╔══

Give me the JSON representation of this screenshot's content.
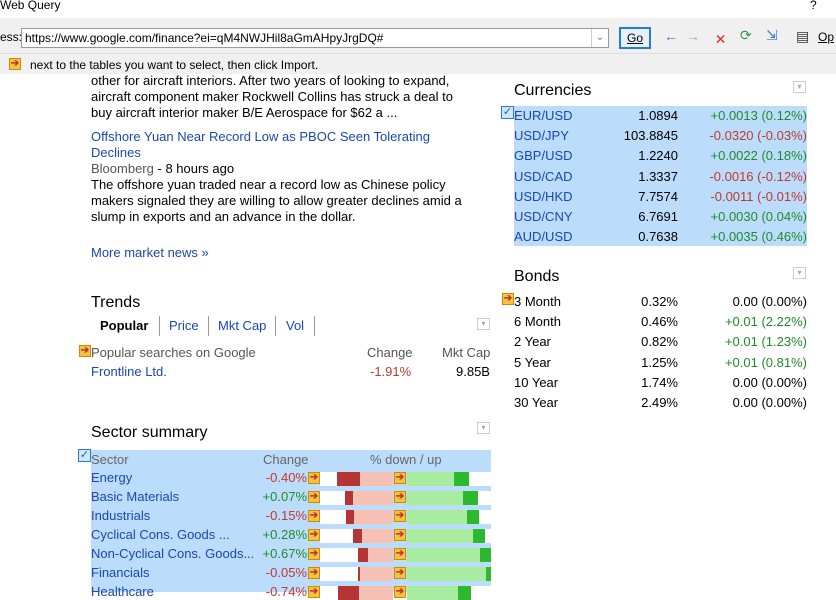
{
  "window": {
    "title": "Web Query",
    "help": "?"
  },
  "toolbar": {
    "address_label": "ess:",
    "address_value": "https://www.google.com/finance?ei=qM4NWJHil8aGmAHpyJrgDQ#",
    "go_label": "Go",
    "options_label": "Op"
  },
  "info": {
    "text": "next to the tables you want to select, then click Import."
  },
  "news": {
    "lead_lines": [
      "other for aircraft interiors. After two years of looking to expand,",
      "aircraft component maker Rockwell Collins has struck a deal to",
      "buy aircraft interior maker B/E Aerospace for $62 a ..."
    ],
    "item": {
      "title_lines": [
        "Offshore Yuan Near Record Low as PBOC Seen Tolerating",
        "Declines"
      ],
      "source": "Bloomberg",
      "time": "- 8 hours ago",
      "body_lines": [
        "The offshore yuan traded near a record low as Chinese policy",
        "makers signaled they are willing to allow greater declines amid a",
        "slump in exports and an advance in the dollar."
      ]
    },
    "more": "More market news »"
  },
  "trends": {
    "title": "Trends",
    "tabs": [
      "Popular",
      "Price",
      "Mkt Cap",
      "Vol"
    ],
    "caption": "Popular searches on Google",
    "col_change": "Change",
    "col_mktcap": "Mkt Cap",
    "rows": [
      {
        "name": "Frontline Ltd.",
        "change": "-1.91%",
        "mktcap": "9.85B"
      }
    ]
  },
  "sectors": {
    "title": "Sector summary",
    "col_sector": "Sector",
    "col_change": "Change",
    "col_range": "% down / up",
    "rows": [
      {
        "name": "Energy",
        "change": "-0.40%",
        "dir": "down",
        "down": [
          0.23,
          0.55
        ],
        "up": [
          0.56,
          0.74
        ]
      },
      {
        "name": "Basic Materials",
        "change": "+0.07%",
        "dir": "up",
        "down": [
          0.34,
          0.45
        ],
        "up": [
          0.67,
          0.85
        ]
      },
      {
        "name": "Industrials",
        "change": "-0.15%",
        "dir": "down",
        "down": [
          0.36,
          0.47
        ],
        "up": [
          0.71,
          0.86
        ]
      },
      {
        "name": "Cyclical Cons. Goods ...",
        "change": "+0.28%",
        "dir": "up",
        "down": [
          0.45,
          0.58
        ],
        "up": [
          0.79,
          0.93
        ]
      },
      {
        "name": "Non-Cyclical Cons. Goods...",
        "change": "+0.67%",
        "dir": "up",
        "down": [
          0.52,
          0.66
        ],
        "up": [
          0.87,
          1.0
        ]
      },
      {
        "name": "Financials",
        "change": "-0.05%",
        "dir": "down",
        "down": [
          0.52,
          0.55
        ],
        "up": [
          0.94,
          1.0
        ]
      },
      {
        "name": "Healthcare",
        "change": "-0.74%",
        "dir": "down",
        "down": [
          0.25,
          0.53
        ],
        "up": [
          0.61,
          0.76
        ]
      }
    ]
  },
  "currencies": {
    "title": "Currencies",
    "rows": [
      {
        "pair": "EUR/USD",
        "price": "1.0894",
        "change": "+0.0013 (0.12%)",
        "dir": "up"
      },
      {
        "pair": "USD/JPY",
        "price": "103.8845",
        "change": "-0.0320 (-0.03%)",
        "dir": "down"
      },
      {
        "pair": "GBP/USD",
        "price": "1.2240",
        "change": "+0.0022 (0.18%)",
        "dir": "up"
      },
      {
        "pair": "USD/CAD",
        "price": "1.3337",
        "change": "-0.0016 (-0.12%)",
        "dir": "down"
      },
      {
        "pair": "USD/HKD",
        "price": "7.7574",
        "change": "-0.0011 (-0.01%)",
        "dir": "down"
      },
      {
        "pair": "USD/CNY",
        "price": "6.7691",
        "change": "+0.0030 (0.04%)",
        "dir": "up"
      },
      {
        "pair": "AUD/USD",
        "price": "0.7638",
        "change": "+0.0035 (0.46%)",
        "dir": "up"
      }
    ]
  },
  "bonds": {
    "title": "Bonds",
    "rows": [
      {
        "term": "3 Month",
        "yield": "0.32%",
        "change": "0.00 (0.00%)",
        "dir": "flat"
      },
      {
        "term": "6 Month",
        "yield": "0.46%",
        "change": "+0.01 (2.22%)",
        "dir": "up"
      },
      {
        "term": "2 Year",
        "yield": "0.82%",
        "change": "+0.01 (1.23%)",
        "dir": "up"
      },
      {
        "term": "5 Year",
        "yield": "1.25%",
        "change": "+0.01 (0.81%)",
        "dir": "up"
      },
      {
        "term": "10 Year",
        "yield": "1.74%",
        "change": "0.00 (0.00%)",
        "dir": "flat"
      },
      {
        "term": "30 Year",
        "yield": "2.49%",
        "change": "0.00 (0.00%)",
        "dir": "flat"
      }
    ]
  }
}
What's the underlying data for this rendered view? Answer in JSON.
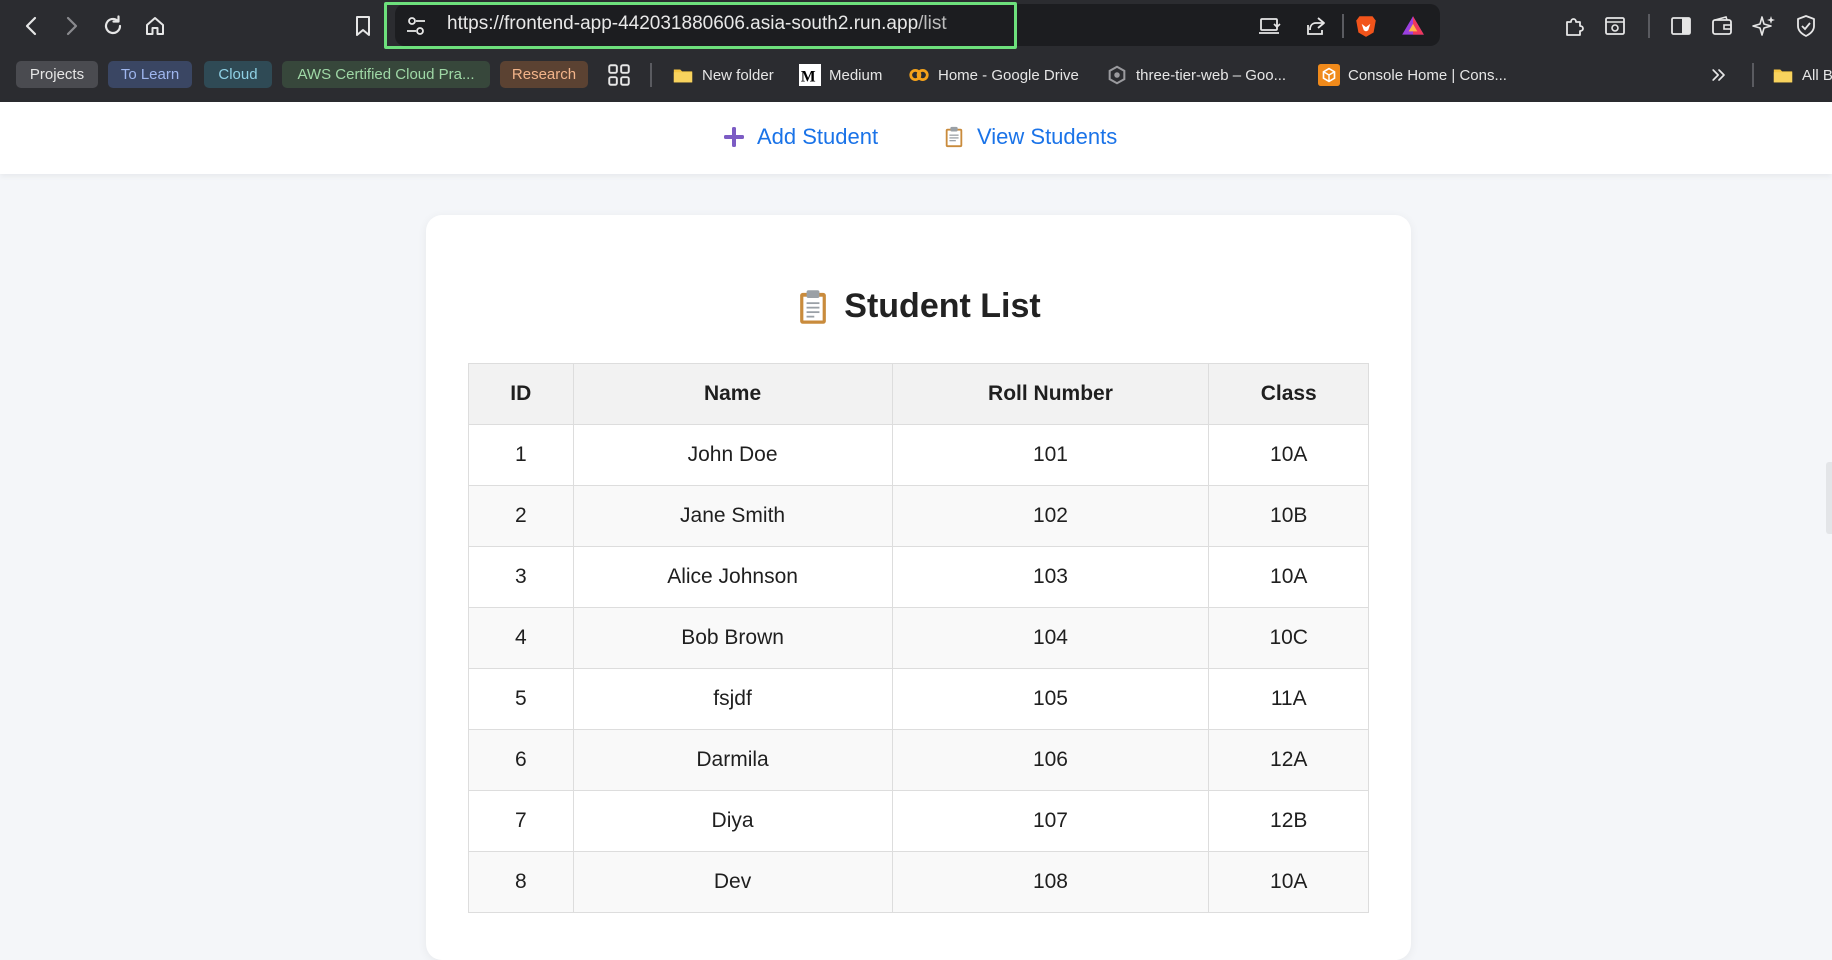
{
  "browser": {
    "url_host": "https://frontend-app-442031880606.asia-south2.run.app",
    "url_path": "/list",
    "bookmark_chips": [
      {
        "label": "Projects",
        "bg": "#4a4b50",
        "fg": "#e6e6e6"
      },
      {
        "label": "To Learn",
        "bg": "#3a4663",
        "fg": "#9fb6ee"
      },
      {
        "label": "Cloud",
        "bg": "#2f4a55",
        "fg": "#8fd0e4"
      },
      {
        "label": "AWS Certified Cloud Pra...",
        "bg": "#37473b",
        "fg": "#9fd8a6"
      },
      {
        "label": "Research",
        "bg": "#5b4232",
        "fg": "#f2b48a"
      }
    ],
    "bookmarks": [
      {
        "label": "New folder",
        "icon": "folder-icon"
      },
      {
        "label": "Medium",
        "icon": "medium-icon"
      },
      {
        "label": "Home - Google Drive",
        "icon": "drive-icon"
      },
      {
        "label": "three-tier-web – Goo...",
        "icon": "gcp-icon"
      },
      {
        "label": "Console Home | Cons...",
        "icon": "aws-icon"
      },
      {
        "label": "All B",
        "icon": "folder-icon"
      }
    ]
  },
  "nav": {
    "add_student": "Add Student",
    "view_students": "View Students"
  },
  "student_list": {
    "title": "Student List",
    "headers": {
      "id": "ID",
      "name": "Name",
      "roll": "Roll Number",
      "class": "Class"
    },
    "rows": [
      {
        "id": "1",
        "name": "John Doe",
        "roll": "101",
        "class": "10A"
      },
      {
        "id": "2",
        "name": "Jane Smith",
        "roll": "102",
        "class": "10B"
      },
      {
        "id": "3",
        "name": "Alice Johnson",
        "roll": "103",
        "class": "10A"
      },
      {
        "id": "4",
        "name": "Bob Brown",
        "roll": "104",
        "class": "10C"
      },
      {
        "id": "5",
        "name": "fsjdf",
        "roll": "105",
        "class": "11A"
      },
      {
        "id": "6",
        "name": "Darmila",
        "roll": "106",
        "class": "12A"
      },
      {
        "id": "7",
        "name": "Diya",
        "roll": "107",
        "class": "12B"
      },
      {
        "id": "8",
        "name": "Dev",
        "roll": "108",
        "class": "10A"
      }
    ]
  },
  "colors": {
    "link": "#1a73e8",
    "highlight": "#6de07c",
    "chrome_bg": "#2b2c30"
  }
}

╚══
╔══

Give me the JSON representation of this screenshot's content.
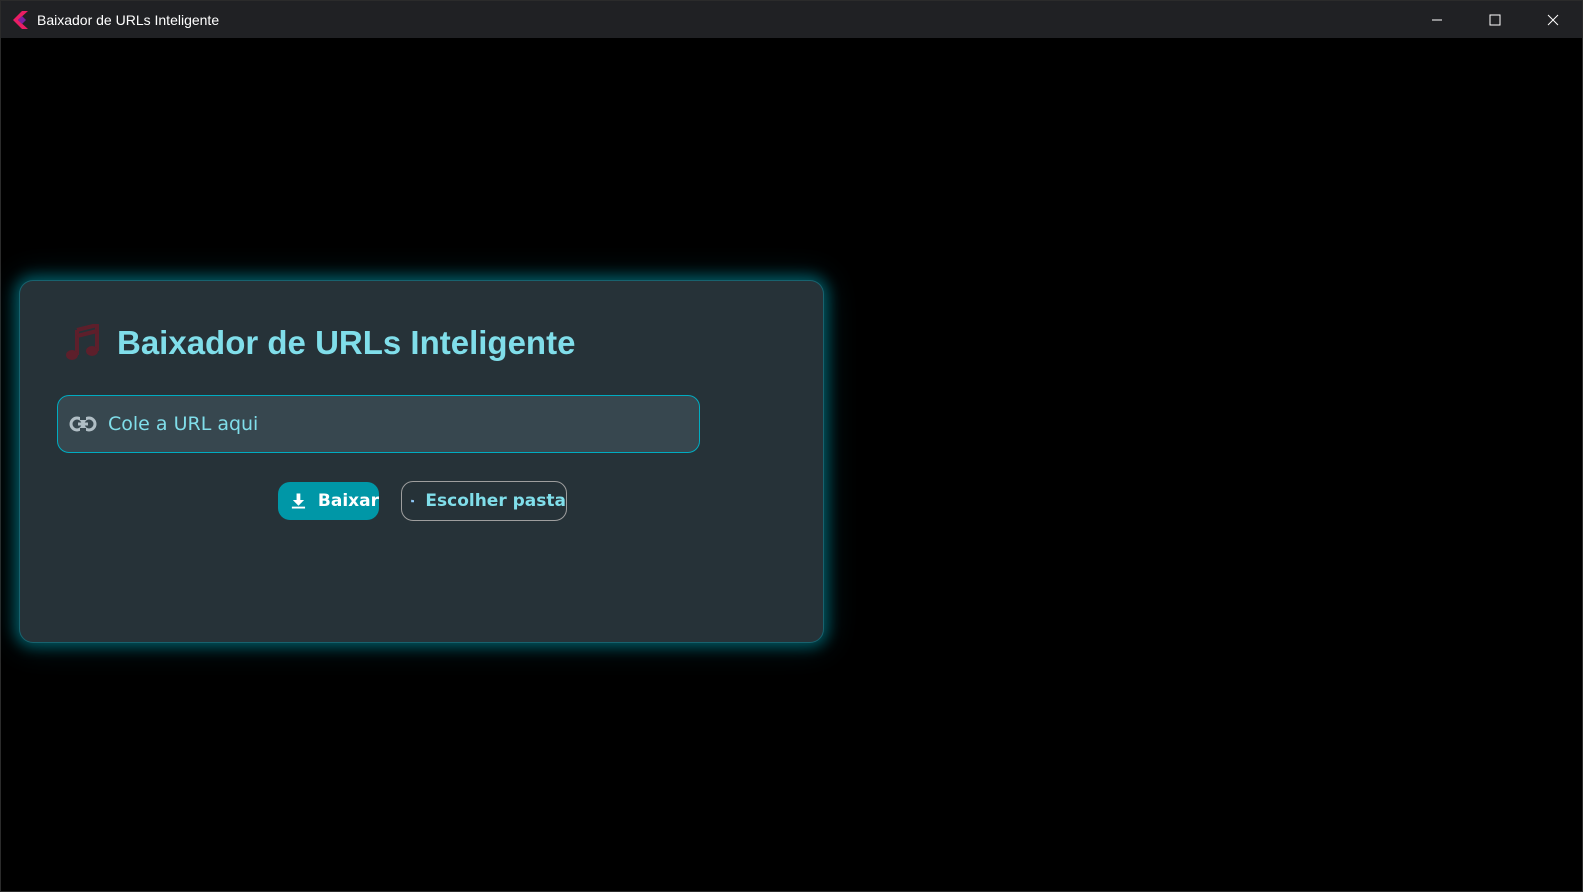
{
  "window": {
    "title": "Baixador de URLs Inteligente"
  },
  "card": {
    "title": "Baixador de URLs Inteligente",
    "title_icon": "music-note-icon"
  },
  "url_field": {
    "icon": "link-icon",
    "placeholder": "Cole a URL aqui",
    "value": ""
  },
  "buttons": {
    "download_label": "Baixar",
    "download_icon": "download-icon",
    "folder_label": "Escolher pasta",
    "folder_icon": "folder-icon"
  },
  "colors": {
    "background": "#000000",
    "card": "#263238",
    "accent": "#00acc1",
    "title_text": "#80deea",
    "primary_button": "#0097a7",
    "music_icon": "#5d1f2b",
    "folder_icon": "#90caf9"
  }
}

╚══
╔══

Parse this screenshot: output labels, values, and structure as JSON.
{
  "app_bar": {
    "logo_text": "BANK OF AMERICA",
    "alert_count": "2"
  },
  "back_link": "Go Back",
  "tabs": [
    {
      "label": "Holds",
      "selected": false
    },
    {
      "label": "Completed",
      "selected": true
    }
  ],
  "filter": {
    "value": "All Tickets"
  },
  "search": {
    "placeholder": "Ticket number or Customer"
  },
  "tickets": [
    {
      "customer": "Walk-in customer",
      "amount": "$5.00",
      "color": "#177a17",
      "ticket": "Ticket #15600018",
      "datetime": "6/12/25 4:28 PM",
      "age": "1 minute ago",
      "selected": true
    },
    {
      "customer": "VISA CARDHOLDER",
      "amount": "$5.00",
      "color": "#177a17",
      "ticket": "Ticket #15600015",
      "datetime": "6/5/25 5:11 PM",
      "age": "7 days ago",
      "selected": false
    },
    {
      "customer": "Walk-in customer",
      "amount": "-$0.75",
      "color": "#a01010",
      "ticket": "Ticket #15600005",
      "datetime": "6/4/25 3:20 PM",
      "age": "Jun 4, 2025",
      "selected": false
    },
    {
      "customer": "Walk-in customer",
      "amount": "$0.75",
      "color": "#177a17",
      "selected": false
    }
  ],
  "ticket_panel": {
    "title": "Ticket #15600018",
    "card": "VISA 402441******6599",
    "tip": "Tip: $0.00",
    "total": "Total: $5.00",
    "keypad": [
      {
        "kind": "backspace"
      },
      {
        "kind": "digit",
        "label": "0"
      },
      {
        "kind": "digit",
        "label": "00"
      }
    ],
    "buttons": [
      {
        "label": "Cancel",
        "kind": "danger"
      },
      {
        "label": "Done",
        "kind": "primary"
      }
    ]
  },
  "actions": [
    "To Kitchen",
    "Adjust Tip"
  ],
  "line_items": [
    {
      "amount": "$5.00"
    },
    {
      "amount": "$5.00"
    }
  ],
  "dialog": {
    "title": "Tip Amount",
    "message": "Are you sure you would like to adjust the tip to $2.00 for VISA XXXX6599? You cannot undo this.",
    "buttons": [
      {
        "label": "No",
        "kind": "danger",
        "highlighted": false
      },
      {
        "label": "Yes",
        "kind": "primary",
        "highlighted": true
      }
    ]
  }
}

╚══

* [Task details] Find and copy every line in the entries above where the string "datetime" occurs.

* [Reply to the exercise]
      "datetime": "6/12/25 4:28 PM",
      "datetime": "6/5/25 5:11 PM",
      "datetime": "6/4/25 3:20 PM",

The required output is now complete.